> _WHAT YOU SHOULD DO_
Return every line of the material exactly.

> _EXTRACTED ENTRIES_
START
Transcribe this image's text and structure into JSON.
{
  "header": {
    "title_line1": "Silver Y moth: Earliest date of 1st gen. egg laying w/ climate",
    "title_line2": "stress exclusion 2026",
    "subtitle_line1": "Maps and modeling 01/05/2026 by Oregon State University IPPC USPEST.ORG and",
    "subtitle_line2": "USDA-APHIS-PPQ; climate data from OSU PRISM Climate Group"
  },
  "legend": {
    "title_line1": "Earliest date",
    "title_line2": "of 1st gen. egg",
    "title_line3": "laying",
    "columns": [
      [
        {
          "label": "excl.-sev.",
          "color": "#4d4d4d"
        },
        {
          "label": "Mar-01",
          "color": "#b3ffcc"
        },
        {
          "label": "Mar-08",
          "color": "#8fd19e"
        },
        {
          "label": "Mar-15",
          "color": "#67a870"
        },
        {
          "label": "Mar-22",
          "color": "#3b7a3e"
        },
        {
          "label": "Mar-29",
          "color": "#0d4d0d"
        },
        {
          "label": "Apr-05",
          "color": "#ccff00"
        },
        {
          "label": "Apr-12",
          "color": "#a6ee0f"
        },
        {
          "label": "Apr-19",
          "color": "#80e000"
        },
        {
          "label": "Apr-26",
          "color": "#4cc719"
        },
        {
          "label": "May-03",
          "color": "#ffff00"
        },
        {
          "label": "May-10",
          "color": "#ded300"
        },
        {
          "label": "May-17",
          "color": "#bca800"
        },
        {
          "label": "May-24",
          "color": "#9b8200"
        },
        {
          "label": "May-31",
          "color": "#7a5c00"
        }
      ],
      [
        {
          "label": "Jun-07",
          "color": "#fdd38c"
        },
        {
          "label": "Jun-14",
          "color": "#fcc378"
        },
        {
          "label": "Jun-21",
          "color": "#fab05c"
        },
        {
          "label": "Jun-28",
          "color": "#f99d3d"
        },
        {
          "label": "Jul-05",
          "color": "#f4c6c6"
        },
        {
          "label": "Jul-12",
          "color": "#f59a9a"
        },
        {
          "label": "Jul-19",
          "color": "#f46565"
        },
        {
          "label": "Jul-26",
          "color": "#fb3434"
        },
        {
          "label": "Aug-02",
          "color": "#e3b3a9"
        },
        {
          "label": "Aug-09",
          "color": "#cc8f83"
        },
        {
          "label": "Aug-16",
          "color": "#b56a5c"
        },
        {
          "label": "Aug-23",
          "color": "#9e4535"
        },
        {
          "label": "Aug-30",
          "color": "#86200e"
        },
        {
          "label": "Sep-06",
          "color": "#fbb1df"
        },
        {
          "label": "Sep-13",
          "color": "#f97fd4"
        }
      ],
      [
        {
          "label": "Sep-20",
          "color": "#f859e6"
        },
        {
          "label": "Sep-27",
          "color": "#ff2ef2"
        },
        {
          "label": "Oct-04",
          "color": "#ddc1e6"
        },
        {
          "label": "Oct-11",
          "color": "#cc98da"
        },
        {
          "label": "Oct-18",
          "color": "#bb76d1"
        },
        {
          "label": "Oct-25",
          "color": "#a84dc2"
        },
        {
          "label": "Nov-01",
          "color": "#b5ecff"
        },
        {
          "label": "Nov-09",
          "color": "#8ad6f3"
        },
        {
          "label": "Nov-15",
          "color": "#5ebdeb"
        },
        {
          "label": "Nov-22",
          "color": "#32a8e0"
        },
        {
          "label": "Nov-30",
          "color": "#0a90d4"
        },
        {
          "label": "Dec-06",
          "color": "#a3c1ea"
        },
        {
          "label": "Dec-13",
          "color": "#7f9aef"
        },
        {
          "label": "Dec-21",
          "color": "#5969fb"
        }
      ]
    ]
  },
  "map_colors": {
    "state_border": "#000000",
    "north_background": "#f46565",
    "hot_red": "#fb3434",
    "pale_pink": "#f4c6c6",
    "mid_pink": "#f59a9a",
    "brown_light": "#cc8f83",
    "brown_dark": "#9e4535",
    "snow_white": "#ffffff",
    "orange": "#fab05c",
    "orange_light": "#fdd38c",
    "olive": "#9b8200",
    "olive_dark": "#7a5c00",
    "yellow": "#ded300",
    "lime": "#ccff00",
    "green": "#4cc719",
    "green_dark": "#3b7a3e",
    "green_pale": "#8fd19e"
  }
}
END
> _RESULT OF THE EXERCISE_
Transcribe this image's text and structure into JSON.
{
  "header": {
    "title_line1": "Silver Y moth: Earliest date of 1st gen. egg laying w/ climate",
    "title_line2": "stress exclusion 2026",
    "subtitle_line1": "Maps and modeling 01/05/2026 by Oregon State University IPPC USPEST.ORG and",
    "subtitle_line2": "USDA-APHIS-PPQ; climate data from OSU PRISM Climate Group"
  },
  "legend": {
    "title_line1": "Earliest date",
    "title_line2": "of 1st gen. egg",
    "title_line3": "laying",
    "columns": [
      [
        {
          "label": "excl.-sev.",
          "color": "#4d4d4d"
        },
        {
          "label": "Mar-01",
          "color": "#b3ffcc"
        },
        {
          "label": "Mar-08",
          "color": "#8fd19e"
        },
        {
          "label": "Mar-15",
          "color": "#67a870"
        },
        {
          "label": "Mar-22",
          "color": "#3b7a3e"
        },
        {
          "label": "Mar-29",
          "color": "#0d4d0d"
        },
        {
          "label": "Apr-05",
          "color": "#ccff00"
        },
        {
          "label": "Apr-12",
          "color": "#a6ee0f"
        },
        {
          "label": "Apr-19",
          "color": "#80e000"
        },
        {
          "label": "Apr-26",
          "color": "#4cc719"
        },
        {
          "label": "May-03",
          "color": "#ffff00"
        },
        {
          "label": "May-10",
          "color": "#ded300"
        },
        {
          "label": "May-17",
          "color": "#bca800"
        },
        {
          "label": "May-24",
          "color": "#9b8200"
        },
        {
          "label": "May-31",
          "color": "#7a5c00"
        }
      ],
      [
        {
          "label": "Jun-07",
          "color": "#fdd38c"
        },
        {
          "label": "Jun-14",
          "color": "#fcc378"
        },
        {
          "label": "Jun-21",
          "color": "#fab05c"
        },
        {
          "label": "Jun-28",
          "color": "#f99d3d"
        },
        {
          "label": "Jul-05",
          "color": "#f4c6c6"
        },
        {
          "label": "Jul-12",
          "color": "#f59a9a"
        },
        {
          "label": "Jul-19",
          "color": "#f46565"
        },
        {
          "label": "Jul-26",
          "color": "#fb3434"
        },
        {
          "label": "Aug-02",
          "color": "#e3b3a9"
        },
        {
          "label": "Aug-09",
          "color": "#cc8f83"
        },
        {
          "label": "Aug-16",
          "color": "#b56a5c"
        },
        {
          "label": "Aug-23",
          "color": "#9e4535"
        },
        {
          "label": "Aug-30",
          "color": "#86200e"
        },
        {
          "label": "Sep-06",
          "color": "#fbb1df"
        },
        {
          "label": "Sep-13",
          "color": "#f97fd4"
        }
      ],
      [
        {
          "label": "Sep-20",
          "color": "#f859e6"
        },
        {
          "label": "Sep-27",
          "color": "#ff2ef2"
        },
        {
          "label": "Oct-04",
          "color": "#ddc1e6"
        },
        {
          "label": "Oct-11",
          "color": "#cc98da"
        },
        {
          "label": "Oct-18",
          "color": "#bb76d1"
        },
        {
          "label": "Oct-25",
          "color": "#a84dc2"
        },
        {
          "label": "Nov-01",
          "color": "#b5ecff"
        },
        {
          "label": "Nov-09",
          "color": "#8ad6f3"
        },
        {
          "label": "Nov-15",
          "color": "#5ebdeb"
        },
        {
          "label": "Nov-22",
          "color": "#32a8e0"
        },
        {
          "label": "Nov-30",
          "color": "#0a90d4"
        },
        {
          "label": "Dec-06",
          "color": "#a3c1ea"
        },
        {
          "label": "Dec-13",
          "color": "#7f9aef"
        },
        {
          "label": "Dec-21",
          "color": "#5969fb"
        }
      ]
    ]
  },
  "map_colors": {
    "state_border": "#000000",
    "north_background": "#f46565",
    "hot_red": "#fb3434",
    "pale_pink": "#f4c6c6",
    "mid_pink": "#f59a9a",
    "brown_light": "#cc8f83",
    "brown_dark": "#9e4535",
    "snow_white": "#ffffff",
    "orange": "#fab05c",
    "orange_light": "#fdd38c",
    "olive": "#9b8200",
    "olive_dark": "#7a5c00",
    "yellow": "#ded300",
    "lime": "#ccff00",
    "green": "#4cc719",
    "green_dark": "#3b7a3e",
    "green_pale": "#8fd19e"
  }
}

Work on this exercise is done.